YOUR TASK:
Every line with the string "orbitalov" should be gathered.

-- begin DATA --

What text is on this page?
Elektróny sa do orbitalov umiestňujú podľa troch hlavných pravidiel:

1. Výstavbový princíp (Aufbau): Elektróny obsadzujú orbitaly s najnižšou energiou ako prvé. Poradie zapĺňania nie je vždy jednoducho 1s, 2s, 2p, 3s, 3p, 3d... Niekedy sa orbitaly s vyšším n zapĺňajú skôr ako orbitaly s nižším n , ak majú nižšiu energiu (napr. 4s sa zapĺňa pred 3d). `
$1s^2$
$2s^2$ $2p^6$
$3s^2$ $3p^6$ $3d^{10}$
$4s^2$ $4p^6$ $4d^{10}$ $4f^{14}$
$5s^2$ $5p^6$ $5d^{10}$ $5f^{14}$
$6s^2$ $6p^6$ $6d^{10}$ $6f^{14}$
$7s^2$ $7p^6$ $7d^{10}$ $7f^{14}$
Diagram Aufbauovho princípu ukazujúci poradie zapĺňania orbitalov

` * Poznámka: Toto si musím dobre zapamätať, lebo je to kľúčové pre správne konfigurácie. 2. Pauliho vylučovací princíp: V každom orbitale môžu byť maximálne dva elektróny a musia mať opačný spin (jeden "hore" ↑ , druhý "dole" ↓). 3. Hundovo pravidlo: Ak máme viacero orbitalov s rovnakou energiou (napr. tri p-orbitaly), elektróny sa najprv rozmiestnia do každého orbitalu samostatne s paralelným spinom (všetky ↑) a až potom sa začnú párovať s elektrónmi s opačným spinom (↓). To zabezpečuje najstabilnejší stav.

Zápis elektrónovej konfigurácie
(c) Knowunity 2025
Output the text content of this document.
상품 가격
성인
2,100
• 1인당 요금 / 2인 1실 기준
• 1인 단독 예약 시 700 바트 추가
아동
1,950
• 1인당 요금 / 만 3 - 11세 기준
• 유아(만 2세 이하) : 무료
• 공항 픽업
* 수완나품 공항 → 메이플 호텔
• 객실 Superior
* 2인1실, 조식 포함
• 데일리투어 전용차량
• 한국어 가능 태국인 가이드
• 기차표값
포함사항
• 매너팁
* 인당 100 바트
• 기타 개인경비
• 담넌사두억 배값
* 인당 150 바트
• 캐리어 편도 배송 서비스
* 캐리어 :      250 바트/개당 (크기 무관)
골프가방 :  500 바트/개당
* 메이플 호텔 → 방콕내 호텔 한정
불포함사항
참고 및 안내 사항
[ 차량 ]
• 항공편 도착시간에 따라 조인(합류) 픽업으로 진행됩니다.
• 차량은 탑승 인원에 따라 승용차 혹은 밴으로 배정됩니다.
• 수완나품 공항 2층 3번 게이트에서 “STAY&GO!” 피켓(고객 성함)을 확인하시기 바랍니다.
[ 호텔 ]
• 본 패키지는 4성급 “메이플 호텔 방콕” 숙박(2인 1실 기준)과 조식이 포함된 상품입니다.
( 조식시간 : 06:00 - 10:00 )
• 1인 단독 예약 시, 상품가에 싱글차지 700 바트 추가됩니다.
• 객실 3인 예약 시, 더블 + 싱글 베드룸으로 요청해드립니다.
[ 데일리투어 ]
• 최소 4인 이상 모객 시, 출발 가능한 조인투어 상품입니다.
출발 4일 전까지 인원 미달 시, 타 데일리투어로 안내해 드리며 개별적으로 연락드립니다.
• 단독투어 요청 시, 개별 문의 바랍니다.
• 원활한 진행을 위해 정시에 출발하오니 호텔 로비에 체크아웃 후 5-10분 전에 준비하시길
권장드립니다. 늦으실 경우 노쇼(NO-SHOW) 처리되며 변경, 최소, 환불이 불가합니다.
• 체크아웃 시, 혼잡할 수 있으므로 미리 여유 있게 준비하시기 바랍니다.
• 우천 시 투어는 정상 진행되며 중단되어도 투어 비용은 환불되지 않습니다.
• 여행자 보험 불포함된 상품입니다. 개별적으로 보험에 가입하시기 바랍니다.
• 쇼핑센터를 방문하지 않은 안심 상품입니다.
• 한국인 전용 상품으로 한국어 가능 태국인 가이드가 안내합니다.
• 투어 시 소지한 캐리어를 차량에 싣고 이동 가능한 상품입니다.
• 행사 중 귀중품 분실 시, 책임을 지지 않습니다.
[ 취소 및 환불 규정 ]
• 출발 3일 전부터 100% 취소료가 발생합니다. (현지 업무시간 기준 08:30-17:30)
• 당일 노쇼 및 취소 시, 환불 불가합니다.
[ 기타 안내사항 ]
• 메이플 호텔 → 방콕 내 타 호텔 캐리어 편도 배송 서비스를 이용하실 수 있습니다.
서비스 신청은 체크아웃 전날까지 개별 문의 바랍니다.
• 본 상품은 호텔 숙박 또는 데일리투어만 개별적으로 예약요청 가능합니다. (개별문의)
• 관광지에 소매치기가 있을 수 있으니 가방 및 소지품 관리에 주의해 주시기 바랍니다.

-- end DATA --
-- begin DATA --

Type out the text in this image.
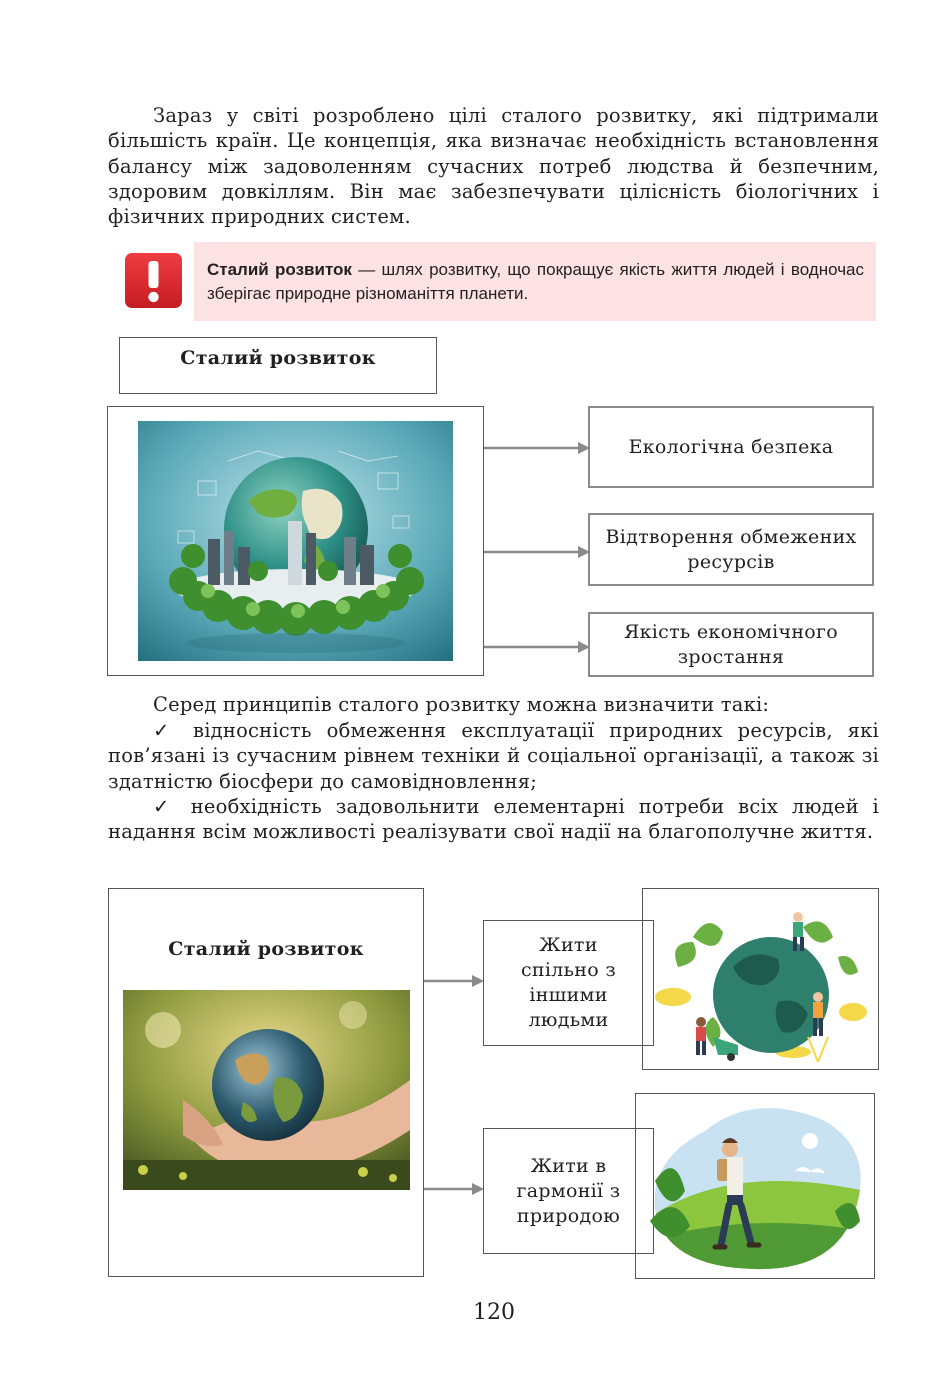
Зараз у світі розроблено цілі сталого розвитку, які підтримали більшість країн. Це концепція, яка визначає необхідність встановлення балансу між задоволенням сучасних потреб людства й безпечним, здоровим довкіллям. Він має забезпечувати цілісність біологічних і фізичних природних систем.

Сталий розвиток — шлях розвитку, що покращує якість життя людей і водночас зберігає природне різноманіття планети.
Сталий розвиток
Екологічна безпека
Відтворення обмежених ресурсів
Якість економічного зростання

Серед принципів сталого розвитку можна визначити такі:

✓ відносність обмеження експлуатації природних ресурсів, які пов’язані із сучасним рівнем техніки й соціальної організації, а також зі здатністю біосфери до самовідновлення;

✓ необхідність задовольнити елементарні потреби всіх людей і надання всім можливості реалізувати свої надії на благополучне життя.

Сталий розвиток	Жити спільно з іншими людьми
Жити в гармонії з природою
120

-- end DATA --

REPLY TO THE TASK:
Elektróny sa do orbitalov umiestňujú podľa troch hlavných pravidiel:
Diagram Aufbauovho princípu ukazujúci poradie zapĺňania orbitalov
` * Poznámka: Toto si musím dobre zapamätať, lebo je to kľúčové pre správne konfigurácie. 2. Pauliho vylučovací princíp: V každom orbitale môžu byť maximálne dva elektróny a musia mať opačný spin (jeden "hore" ↑ , druhý "dole" ↓). 3. Hundovo pravidlo: Ak máme viacero orbitalov s rovnakou energiou (napr. tri p-orbitaly), elektróny sa najprv rozmiestnia do každého orbitalu samostatne s paralelným spinom (všetky ↑) a až potom sa začnú párovať s elektrónmi s opačným spinom (↓). To zabezpečuje najstabilnejší stav.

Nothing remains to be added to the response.